Reproduce the material exactly, omitting nothing.

▶ [DATA SHOWN]
* BEGIN *

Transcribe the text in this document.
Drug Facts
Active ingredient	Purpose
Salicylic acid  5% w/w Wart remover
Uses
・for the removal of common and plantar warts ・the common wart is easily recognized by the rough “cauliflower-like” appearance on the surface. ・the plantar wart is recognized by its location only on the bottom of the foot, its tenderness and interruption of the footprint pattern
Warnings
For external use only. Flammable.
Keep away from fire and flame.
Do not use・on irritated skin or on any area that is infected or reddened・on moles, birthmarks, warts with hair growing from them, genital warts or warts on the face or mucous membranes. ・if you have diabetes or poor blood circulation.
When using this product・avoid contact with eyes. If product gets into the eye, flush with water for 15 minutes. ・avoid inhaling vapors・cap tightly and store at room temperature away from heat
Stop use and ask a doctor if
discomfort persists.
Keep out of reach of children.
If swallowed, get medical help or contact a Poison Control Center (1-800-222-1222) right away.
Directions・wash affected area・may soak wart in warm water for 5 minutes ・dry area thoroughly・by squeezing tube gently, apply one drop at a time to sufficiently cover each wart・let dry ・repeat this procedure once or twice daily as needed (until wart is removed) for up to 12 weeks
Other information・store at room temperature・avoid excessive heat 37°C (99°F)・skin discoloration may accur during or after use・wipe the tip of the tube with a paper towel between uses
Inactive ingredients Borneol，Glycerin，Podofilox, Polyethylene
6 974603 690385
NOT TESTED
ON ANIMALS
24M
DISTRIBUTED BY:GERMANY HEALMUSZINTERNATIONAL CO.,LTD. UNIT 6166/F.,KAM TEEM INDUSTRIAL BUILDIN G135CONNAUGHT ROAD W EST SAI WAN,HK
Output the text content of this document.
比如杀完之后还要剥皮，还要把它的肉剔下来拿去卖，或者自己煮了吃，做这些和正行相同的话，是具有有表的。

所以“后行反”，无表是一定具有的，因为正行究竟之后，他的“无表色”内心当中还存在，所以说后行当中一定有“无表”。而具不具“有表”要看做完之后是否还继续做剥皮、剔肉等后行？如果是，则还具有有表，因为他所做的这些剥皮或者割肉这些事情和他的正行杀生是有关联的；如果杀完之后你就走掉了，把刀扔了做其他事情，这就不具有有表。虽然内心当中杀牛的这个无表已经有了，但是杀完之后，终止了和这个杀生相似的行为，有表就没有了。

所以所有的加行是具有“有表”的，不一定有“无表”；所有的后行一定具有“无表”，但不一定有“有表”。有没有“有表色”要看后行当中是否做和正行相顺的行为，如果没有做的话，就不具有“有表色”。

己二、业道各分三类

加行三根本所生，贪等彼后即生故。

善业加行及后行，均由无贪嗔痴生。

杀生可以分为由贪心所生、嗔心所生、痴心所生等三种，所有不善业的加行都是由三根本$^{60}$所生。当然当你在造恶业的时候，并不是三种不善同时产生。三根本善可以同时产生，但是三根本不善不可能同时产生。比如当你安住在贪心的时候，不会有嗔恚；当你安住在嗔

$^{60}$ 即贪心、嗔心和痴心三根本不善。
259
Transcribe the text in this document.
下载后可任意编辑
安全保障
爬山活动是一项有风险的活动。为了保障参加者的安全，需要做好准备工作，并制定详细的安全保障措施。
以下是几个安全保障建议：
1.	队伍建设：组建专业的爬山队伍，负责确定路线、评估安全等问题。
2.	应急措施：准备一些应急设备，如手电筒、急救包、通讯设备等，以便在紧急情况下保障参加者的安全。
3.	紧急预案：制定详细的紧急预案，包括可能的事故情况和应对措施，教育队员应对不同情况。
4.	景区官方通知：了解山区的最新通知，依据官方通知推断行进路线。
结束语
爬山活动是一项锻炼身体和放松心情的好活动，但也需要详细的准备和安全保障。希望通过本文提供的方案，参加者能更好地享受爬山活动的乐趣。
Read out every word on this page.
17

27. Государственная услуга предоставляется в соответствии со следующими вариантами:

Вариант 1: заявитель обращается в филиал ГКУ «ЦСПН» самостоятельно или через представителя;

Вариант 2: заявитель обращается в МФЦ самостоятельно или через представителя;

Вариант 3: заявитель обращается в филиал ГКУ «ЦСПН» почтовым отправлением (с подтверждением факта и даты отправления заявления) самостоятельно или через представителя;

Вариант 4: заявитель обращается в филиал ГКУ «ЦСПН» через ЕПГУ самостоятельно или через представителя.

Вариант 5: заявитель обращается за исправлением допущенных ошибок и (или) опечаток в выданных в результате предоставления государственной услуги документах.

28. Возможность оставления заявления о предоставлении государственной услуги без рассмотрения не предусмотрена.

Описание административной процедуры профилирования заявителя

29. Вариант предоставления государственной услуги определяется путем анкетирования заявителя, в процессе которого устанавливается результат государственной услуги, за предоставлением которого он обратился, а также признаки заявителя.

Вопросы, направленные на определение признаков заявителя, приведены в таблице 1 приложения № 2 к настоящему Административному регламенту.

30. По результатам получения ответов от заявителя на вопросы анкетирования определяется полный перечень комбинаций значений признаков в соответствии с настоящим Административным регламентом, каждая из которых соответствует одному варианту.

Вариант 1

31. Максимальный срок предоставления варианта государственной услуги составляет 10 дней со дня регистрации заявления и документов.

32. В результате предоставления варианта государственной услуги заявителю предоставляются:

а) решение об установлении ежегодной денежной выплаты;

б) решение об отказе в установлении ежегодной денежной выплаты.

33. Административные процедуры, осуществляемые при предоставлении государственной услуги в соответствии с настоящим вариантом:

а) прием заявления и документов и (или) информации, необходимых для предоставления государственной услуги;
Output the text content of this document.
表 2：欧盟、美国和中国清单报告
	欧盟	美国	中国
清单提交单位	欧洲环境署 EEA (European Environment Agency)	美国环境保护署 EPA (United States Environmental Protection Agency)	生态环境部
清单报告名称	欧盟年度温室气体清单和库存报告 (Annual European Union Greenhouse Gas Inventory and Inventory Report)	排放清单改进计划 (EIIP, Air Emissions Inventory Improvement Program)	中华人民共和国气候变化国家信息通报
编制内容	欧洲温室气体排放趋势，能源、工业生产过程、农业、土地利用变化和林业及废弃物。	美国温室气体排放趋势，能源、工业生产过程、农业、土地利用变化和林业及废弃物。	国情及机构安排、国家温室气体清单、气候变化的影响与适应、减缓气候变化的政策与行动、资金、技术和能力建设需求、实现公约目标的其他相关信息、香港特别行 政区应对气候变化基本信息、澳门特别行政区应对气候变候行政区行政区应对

* END *

▶ [CORRECT RESPONSE]
Transcribe the text in this document.
Drug Facts
Active ingredient	Purpose
Salicylic acid  5% w/w Wart remover
Uses
・for the removal of common and plantar warts ・the common wart is easily recognized by the rough “cauliflower-like” appearance on the surface. ・the plantar wart is recognized by its location only on the bottom of the foot, its tenderness and interruption of the footprint pattern
Warnings
For external use only. Flammable.
Keep away from fire and flame.
Do not use・on irritated skin or on any area that is infected or reddened・on moles, birthmarks, warts with hair growing from them, genital warts or warts on the face or mucous membranes. ・if you have diabetes or poor blood circulation.
When using this product・avoid contact with eyes. If product gets into the eye, flush with water for 15 minutes. ・avoid inhaling vapors・cap tightly and store at room temperature away from heat
Stop use and ask a doctor if
discomfort persists.
Keep out of reach of children.
If swallowed, get medical help or contact a Poison Control Center (1-800-222-1222) right away.
Directions・wash affected area・may soak wart in warm water for 5 minutes ・dry area thoroughly・by squeezing tube gently, apply one drop at a time to sufficiently cover each wart・let dry ・repeat this procedure once or twice daily as needed (until wart is removed) for up to 12 weeks
Other information・store at room temperature・avoid excessive heat 37°C (99°F)・skin discoloration may accur during or after use・wipe the tip of the tube with a paper towel between uses
Inactive ingredients Borneol，Glycerin，Podofilox, Polyethylene
6 974603 690385
NOT TESTED
ON ANIMALS
24M
DISTRIBUTED BY:GERMANY HEALMUSZINTERNATIONAL CO.,LTD. UNIT 6166/F.,KAM TEEM INDUSTRIAL BUILDIN G135CONNAUGHT ROAD W EST SAI WAN,HK
Output the text content of this document.
比如杀完之后还要剥皮，还要把它的肉剔下来拿去卖，或者自己煮了吃，做这些和正行相同的话，是具有有表的。

所以“后行反”，无表是一定具有的，因为正行究竟之后，他的“无表色”内心当中还存在，所以说后行当中一定有“无表”。而具不具“有表”要看做完之后是否还继续做剥皮、剔肉等后行？如果是，则还具有有表，因为他所做的这些剥皮或者割肉这些事情和他的正行杀生是有关联的；如果杀完之后你就走掉了，把刀扔了做其他事情，这就不具有有表。虽然内心当中杀牛的这个无表已经有了，但是杀完之后，终止了和这个杀生相似的行为，有表就没有了。

所以所有的加行是具有“有表”的，不一定有“无表”；所有的后行一定具有“无表”，但不一定有“有表”。有没有“有表色”要看后行当中是否做和正行相顺的行为，如果没有做的话，就不具有“有表色”。

己二、业道各分三类

加行三根本所生，贪等彼后即生故。

善业加行及后行，均由无贪嗔痴生。

杀生可以分为由贪心所生、嗔心所生、痴心所生等三种，所有不善业的加行都是由三根本$^{60}$所生。当然当你在造恶业的时候，并不是三种不善同时产生。三根本善可以同时产生，但是三根本不善不可能同时产生。比如当你安住在贪心的时候，不会有嗔恚；当你安住在嗔

$^{60}$ 即贪心、嗔心和痴心三根本不善。
259
Transcribe the text in this document.
下载后可任意编辑
安全保障
爬山活动是一项有风险的活动。为了保障参加者的安全，需要做好准备工作，并制定详细的安全保障措施。
以下是几个安全保障建议：
1.	队伍建设：组建专业的爬山队伍，负责确定路线、评估安全等问题。
2.	应急措施：准备一些应急设备，如手电筒、急救包、通讯设备等，以便在紧急情况下保障参加者的安全。
3.	紧急预案：制定详细的紧急预案，包括可能的事故情况和应对措施，教育队员应对不同情况。
4.	景区官方通知：了解山区的最新通知，依据官方通知推断行进路线。
结束语
爬山活动是一项锻炼身体和放松心情的好活动，但也需要详细的准备和安全保障。希望通过本文提供的方案，参加者能更好地享受爬山活动的乐趣。
Read out every word on this page.
17

27. Государственная услуга предоставляется в соответствии со следующими вариантами:

Вариант 1: заявитель обращается в филиал ГКУ «ЦСПН» самостоятельно или через представителя;

Вариант 2: заявитель обращается в МФЦ самостоятельно или через представителя;

Вариант 3: заявитель обращается в филиал ГКУ «ЦСПН» почтовым отправлением (с подтверждением факта и даты отправления заявления) самостоятельно или через представителя;

Вариант 4: заявитель обращается в филиал ГКУ «ЦСПН» через ЕПГУ самостоятельно или через представителя.

Вариант 5: заявитель обращается за исправлением допущенных ошибок и (или) опечаток в выданных в результате предоставления государственной услуги документах.

28. Возможность оставления заявления о предоставлении государственной услуги без рассмотрения не предусмотрена.

Описание административной процедуры профилирования заявителя

29. Вариант предоставления государственной услуги определяется путем анкетирования заявителя, в процессе которого устанавливается результат государственной услуги, за предоставлением которого он обратился, а также признаки заявителя.

Вопросы, направленные на определение признаков заявителя, приведены в таблице 1 приложения № 2 к настоящему Административному регламенту.

30. По результатам получения ответов от заявителя на вопросы анкетирования определяется полный перечень комбинаций значений признаков в соответствии с настоящим Административным регламентом, каждая из которых соответствует одному варианту.

Вариант 1

31. Максимальный срок предоставления варианта государственной услуги составляет 10 дней со дня регистрации заявления и документов.

32. В результате предоставления варианта государственной услуги заявителю предоставляются:

а) решение об установлении ежегодной денежной выплаты;

б) решение об отказе в установлении ежегодной денежной выплаты.

33. Административные процедуры, осуществляемые при предоставлении государственной услуги в соответствии с настоящим вариантом:

а) прием заявления и документов и (или) информации, необходимых для предоставления государственной услуги;
Output the text content of this document.
表 2：欧盟、美国和中国清单报告
	欧盟	美国	中国
清单提交单位	欧洲环境署 EEA (European Environment Agency)	美国环境保护署 EPA (United States Environmental Protection Agency)	生态环境部
清单报告名称	欧盟年度温室气体清单和库存报告 (Annual European Union Greenhouse Gas Inventory and Inventory Report)	排放清单改进计划 (EIIP, Air Emissions Inventory Improvement Program)	中华人民共和国气候变化国家信息通报
编制内容	欧洲温室气体排放趋势，能源、工业生产过程、农业、土地利用变化和林业及废弃物。	美国温室气体排放趋势，能源、工业生产过程、农业、土地利用变化和林业及废弃物。	国情及机构安排、国家温室气体清单、气候变化的影响与适应、减缓气候变化的政策与行动、资金、技术和能力建设需求、实现公约目标的其他相关信息、香港特别行 政区应对气候变化基本信息、澳门特别行政区应对气候变候行政区行政区应对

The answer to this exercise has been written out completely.